Directions:
Please quote the material word for word, from its first line through the line containing "- data-label: 13: [560, 577, 578, 594]", with both of those lines included and nothing after them.

*** Data extract

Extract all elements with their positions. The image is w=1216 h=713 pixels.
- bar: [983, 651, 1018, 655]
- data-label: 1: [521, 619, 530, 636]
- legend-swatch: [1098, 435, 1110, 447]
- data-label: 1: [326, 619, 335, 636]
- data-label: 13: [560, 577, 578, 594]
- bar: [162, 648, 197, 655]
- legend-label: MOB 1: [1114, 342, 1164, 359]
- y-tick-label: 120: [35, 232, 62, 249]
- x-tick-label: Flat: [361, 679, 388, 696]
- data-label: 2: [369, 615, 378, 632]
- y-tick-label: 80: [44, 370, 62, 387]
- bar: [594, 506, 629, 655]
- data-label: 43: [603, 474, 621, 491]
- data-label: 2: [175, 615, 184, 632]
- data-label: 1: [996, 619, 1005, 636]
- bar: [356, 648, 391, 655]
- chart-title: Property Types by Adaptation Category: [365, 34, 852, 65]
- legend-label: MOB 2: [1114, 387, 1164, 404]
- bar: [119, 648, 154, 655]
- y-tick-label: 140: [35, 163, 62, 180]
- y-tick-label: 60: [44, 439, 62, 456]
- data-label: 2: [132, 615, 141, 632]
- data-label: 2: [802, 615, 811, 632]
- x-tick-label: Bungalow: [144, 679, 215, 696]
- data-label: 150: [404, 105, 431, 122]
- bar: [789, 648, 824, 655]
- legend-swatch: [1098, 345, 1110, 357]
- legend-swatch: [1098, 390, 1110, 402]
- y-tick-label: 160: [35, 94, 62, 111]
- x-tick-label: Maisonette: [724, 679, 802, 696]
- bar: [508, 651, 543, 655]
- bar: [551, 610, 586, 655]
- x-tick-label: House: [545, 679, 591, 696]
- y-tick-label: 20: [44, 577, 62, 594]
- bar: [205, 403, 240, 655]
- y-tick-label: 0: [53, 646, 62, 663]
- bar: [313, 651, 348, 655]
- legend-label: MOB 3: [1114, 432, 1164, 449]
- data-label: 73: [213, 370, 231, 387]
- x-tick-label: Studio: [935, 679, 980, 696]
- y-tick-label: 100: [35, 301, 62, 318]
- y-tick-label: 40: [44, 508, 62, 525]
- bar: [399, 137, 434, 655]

******

Finished exercise:
Extract all elements with their positions. The image is w=1216 h=713 pixels.
- bar: [983, 651, 1018, 655]
- data-label: 1: [521, 619, 530, 636]
- legend-swatch: [1098, 435, 1110, 447]
- data-label: 1: [326, 619, 335, 636]
- data-label: 13: [560, 577, 578, 594]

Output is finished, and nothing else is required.